* EXERCISE DESCRIPTION *
Which lines hold the word "chevron"? Copy each of them from the material.
---------- EXERCISE DATA
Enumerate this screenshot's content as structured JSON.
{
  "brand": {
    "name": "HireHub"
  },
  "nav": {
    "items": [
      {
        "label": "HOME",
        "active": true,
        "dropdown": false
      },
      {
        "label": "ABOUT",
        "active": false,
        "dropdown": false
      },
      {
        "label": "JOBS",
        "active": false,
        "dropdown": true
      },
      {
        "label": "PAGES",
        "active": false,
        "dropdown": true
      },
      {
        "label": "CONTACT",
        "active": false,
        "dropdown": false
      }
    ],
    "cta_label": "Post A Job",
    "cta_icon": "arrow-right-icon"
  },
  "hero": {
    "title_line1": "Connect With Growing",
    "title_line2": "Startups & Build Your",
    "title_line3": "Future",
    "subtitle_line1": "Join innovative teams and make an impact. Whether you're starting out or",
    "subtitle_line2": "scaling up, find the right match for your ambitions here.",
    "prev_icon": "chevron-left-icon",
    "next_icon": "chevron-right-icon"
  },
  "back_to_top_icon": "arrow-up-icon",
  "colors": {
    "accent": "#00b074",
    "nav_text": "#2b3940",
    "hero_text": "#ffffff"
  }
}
--------------------
* RESULT OF THIS EXERCISE *
    "prev_icon": "chevron-left-icon",
    "next_icon": "chevron-right-icon"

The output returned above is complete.